• REQUIRED TASK
Where a line contains the string "content", copy that line.
---
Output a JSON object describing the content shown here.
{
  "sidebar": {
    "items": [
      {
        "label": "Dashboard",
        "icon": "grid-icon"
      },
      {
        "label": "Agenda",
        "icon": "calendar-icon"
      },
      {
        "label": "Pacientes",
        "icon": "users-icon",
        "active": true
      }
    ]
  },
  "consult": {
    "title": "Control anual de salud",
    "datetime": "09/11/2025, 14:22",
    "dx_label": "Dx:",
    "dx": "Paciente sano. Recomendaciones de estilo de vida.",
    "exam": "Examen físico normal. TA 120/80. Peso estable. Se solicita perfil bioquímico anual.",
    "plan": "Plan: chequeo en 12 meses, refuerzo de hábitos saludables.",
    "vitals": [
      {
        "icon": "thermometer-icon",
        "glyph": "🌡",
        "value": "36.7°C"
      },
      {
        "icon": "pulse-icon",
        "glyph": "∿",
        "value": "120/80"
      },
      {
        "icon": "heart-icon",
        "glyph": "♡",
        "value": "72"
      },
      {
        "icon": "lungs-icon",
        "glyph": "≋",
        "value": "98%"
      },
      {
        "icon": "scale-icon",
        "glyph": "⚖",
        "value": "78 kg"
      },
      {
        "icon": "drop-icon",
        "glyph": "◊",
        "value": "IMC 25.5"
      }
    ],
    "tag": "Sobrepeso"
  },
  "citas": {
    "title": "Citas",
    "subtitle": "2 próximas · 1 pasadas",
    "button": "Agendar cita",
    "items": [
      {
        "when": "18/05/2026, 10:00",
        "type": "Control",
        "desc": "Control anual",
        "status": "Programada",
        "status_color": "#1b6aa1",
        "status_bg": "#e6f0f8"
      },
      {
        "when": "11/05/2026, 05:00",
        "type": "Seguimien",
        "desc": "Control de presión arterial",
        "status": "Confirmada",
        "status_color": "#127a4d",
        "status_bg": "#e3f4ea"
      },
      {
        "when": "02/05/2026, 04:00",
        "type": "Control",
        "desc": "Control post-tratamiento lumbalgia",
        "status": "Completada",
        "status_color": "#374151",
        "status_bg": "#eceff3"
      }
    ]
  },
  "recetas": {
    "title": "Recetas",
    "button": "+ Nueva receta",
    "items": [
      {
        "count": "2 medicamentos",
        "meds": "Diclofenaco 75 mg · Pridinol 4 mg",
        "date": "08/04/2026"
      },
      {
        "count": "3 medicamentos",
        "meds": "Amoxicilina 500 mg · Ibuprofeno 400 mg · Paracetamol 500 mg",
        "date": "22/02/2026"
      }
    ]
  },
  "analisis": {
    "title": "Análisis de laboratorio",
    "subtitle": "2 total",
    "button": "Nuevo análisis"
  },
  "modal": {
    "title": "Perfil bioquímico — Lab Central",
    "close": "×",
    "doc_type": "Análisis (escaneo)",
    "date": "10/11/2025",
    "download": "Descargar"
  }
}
---
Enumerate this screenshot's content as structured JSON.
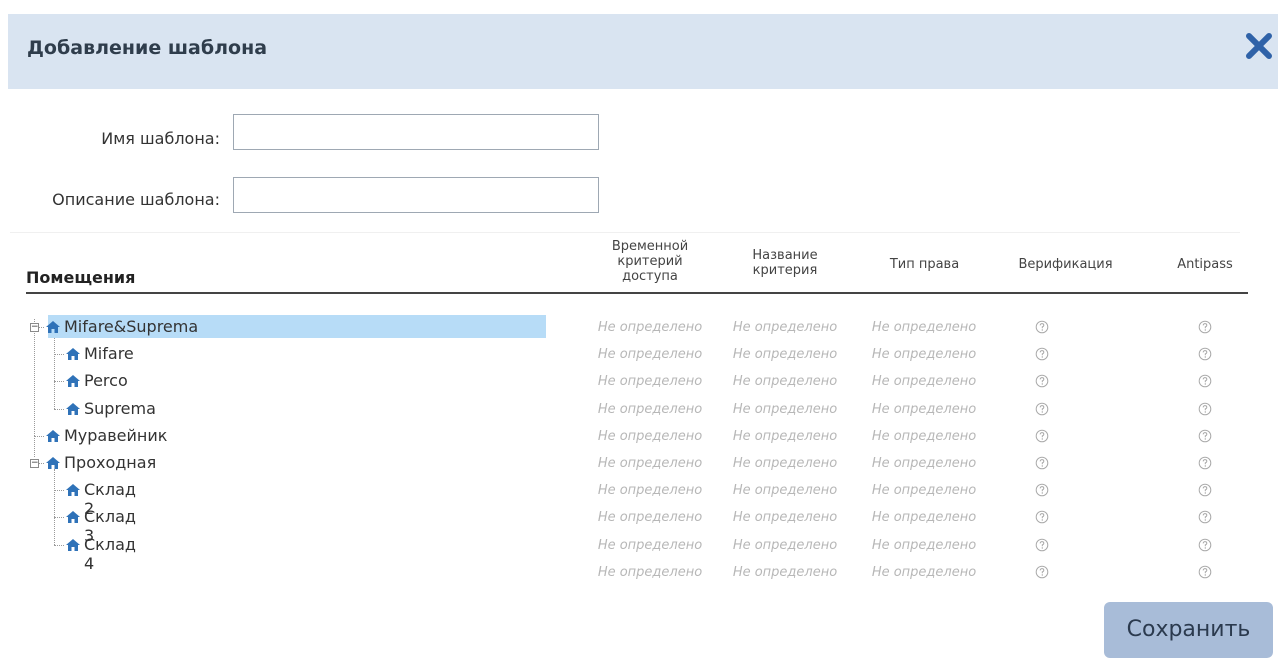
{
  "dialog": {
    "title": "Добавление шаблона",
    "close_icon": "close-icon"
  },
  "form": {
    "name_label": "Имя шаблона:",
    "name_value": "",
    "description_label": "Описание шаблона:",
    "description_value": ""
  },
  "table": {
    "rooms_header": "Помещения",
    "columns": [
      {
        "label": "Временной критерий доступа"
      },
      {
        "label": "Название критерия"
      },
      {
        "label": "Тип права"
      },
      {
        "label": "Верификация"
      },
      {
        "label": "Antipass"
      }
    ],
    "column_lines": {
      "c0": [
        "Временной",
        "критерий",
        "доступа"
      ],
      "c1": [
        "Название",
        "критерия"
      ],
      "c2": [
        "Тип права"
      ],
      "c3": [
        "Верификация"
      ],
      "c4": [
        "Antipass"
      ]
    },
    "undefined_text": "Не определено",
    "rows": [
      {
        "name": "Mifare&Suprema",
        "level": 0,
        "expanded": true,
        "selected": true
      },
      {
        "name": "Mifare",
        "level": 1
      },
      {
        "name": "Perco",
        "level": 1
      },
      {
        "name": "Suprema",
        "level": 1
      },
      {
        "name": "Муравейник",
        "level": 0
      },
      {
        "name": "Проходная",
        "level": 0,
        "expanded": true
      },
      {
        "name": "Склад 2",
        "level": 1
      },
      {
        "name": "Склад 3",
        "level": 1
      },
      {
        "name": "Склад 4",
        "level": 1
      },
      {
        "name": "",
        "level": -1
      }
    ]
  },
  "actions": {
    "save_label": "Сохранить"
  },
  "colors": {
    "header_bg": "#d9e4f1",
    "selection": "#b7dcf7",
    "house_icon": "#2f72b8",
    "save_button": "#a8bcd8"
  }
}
---
• ANSWER TO THIS PROBLEM
Output a JSON object describing the content shown here.
Enumerate this screenshot's content as structured JSON.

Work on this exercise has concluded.